[Extracted records]
↓

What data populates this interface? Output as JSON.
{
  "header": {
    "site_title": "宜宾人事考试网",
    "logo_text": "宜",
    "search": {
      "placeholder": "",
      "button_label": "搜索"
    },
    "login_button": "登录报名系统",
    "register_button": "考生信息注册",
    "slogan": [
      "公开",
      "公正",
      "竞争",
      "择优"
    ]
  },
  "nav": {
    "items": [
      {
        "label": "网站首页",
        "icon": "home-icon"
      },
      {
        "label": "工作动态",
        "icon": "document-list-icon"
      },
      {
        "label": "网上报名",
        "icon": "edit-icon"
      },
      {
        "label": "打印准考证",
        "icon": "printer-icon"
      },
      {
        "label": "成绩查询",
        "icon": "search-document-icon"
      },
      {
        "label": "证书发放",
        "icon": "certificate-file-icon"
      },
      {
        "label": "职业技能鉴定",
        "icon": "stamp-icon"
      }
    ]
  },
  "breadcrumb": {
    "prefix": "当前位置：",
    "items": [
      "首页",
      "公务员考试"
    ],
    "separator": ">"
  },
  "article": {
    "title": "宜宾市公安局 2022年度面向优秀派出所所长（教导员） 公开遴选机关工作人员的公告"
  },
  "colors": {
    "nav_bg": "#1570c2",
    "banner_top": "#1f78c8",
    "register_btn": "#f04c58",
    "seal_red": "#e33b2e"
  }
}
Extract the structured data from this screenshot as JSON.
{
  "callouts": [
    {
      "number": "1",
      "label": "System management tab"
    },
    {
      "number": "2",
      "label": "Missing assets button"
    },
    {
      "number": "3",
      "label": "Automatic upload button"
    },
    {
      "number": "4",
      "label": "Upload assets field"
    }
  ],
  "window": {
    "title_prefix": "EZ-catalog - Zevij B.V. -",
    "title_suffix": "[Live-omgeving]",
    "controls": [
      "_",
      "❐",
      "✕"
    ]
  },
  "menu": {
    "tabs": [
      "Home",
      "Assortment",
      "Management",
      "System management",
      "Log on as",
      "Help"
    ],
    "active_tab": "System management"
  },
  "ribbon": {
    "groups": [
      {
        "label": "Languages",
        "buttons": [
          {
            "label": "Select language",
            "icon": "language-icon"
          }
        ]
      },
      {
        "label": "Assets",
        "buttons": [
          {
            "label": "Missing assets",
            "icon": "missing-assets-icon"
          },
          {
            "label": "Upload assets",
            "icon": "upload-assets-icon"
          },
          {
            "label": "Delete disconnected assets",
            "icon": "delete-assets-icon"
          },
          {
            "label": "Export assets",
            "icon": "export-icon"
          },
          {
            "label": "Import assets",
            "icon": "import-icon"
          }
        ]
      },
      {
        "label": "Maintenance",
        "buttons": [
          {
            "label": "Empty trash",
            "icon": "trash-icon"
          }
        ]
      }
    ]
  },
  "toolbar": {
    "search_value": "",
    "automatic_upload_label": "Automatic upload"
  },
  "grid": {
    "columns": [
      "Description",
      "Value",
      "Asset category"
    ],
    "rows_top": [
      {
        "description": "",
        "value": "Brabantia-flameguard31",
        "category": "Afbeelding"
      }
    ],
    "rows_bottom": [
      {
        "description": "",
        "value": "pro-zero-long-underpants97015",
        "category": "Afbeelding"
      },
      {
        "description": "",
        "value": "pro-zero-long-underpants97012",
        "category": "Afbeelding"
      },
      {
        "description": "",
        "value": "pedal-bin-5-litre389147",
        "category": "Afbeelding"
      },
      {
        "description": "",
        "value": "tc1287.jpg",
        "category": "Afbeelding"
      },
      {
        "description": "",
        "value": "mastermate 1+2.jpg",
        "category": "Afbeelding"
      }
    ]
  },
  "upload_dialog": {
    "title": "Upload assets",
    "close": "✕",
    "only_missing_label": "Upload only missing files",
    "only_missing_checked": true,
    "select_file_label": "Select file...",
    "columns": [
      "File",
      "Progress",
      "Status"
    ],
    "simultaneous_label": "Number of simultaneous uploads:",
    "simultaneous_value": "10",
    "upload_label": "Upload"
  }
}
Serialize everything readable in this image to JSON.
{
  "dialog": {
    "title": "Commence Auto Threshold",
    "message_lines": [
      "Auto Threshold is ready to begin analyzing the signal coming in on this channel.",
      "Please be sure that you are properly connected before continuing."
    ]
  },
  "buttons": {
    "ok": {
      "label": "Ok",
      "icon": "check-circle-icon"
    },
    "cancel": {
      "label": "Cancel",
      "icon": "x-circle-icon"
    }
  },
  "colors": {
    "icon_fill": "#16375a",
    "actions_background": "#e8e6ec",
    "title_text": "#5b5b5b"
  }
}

↑

• **The problem**: Above are entries; state the number of lines among them that contain "Threshold", and nothing else.

• **Written solution**: 2